→ **Exercise instructions**: Pick out the lines in the listing below that contain the word "with" and copy them.

→ **Stored dataset items**:
:::::

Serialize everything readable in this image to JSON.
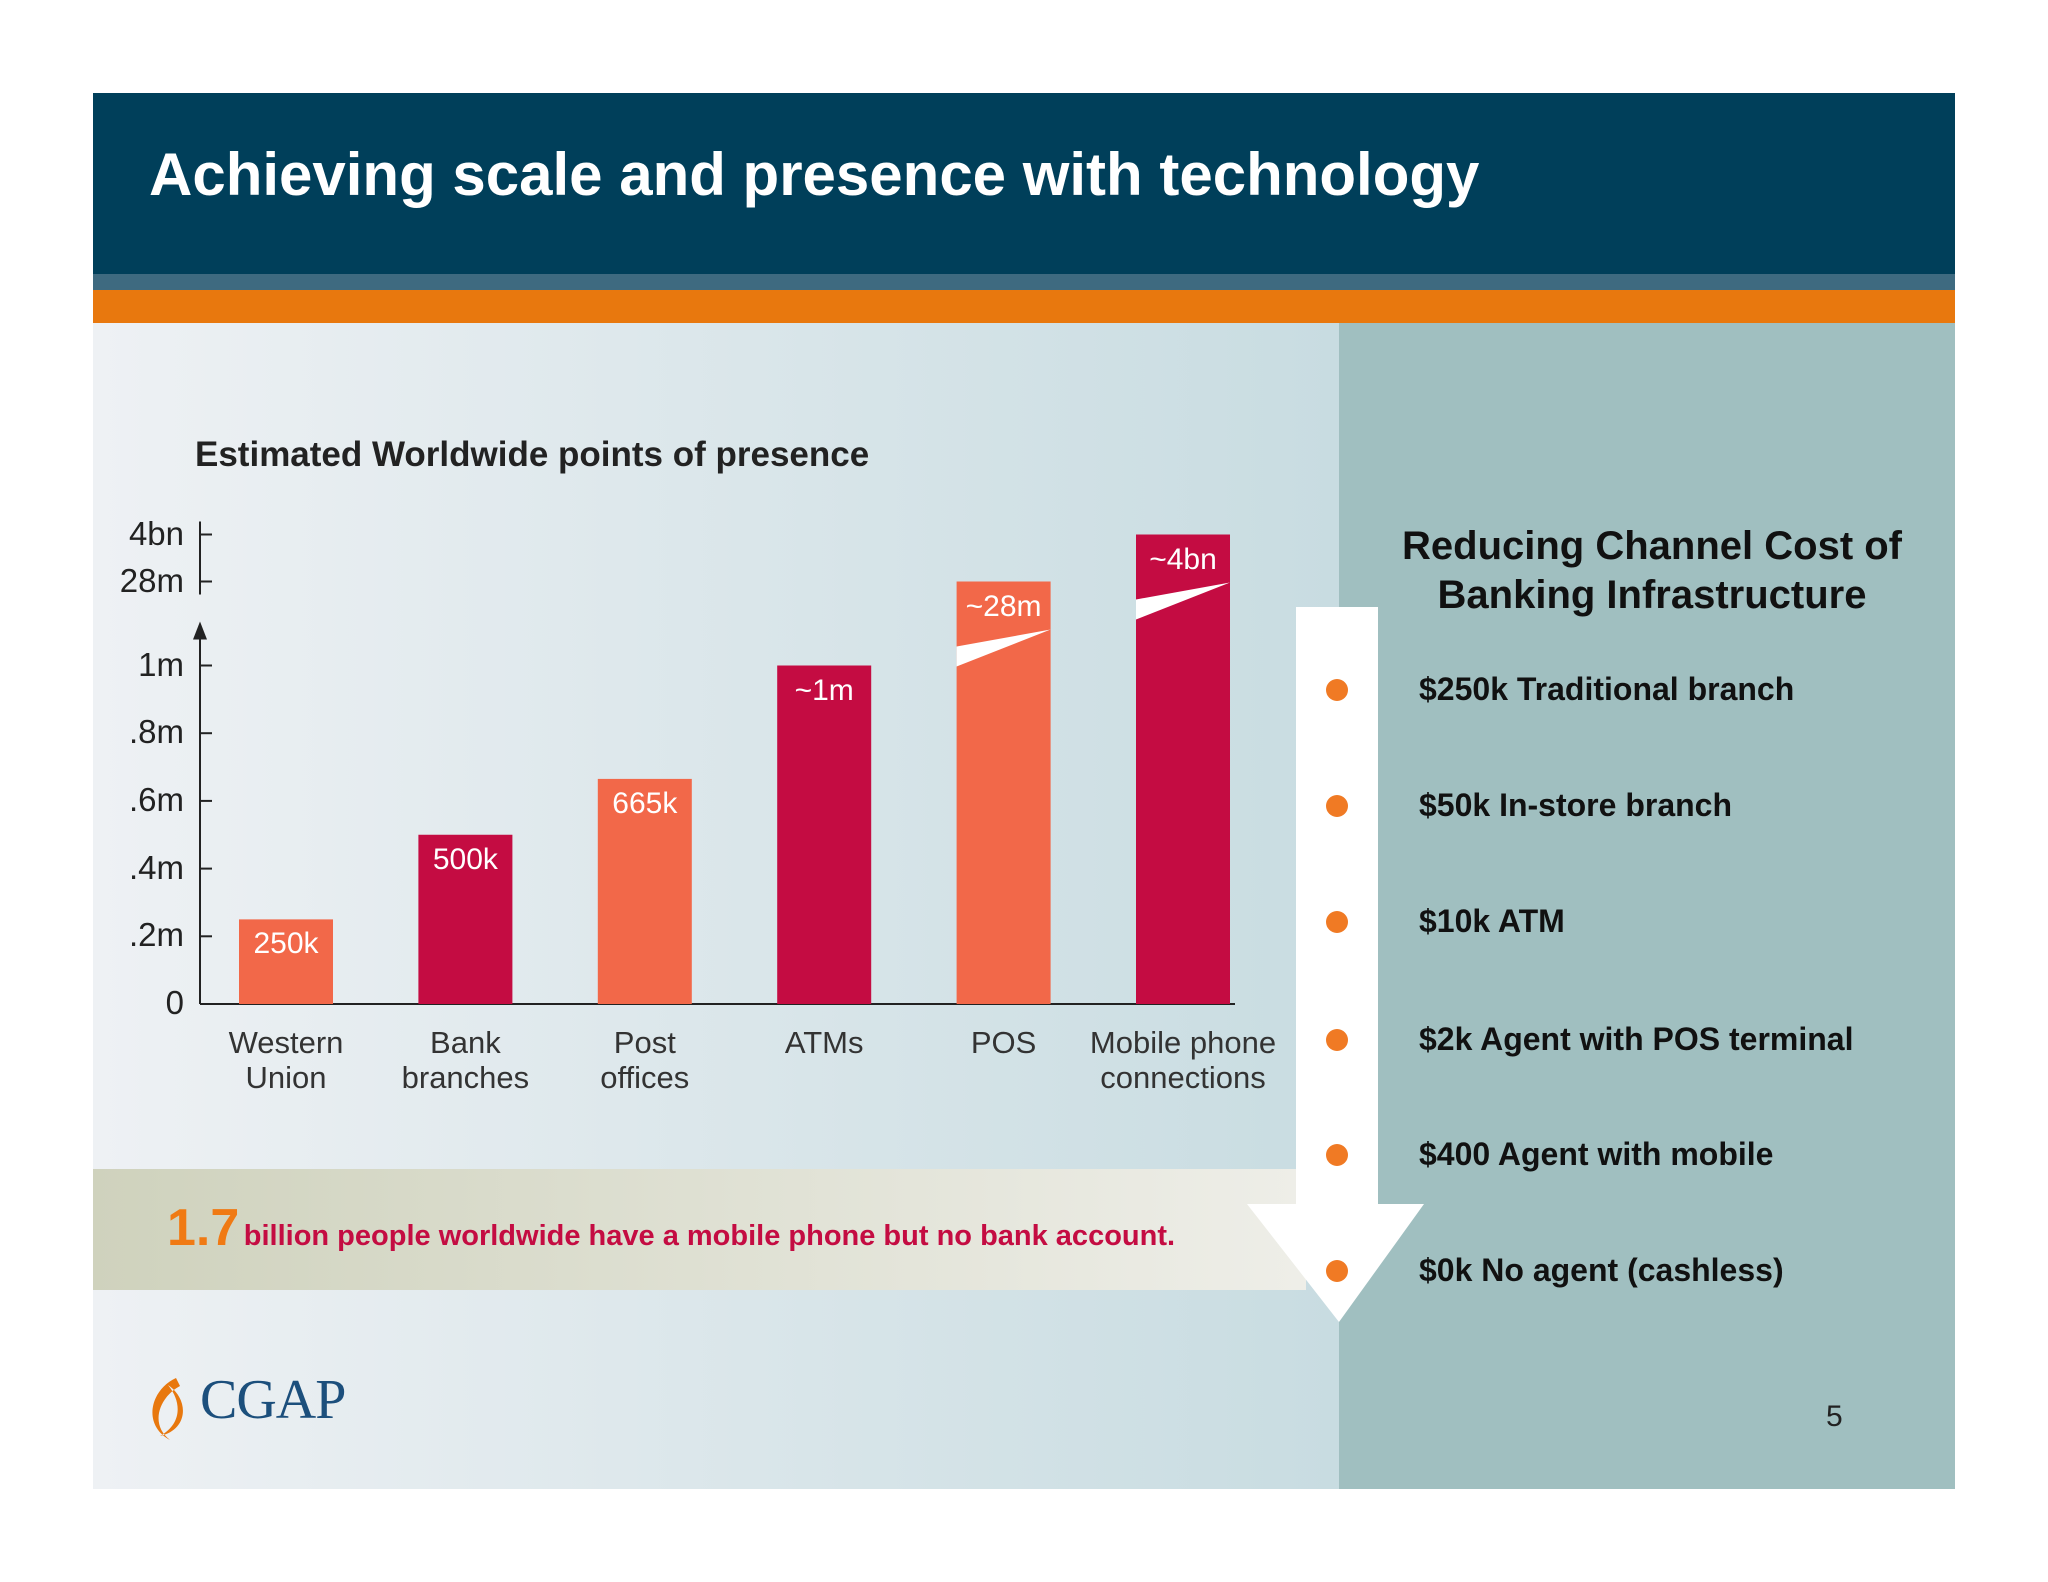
{
  "header": {
    "title": "Achieving scale and presence with technology"
  },
  "chart_data": {
    "type": "bar",
    "title": "Estimated Worldwide points of presence",
    "categories": [
      "Western\nUnion",
      "Bank\nbranches",
      "Post\noffices",
      "ATMs",
      "POS",
      "Mobile phone\nconnections"
    ],
    "values": [
      250000,
      500000,
      665000,
      1000000,
      28000000,
      4000000000
    ],
    "value_labels": [
      "250k",
      "500k",
      "665k",
      "~1m",
      "~28m",
      "~4bn"
    ],
    "colors": [
      "#f26849",
      "#c40c42",
      "#f26849",
      "#c40c42",
      "#f26849",
      "#c40c42"
    ],
    "ylim": [
      0,
      4000000000
    ],
    "yticks": [
      0,
      {
        "value": 200000,
        "label": ".2m"
      },
      {
        "value": 400000,
        "label": ".4m"
      },
      {
        "value": 600000,
        "label": ".6m"
      },
      {
        "value": 800000,
        "label": ".8m"
      },
      {
        "value": 1000000,
        "label": "1m"
      },
      {
        "value": 28000000,
        "label": "28m"
      },
      {
        "value": 4000000000,
        "label": "4bn"
      }
    ]
  },
  "callout": {
    "number": "1.7",
    "text": "billion people worldwide have a mobile phone but no bank account."
  },
  "cost_panel": {
    "title": "Reducing Channel Cost of Banking Infrastructure",
    "items": [
      "$250k Traditional branch",
      "$50k In-store branch",
      "$10k ATM",
      "$2k Agent with POS terminal",
      "$400 Agent with mobile",
      "$0k No agent (cashless)"
    ]
  },
  "logo": "CGAP",
  "page_number": "5"
}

:::::

→ **Output for this exercise**:
    "title": "Achieving scale and presence with technology"
      "$2k Agent with POS terminal",
      "$400 Agent with mobile",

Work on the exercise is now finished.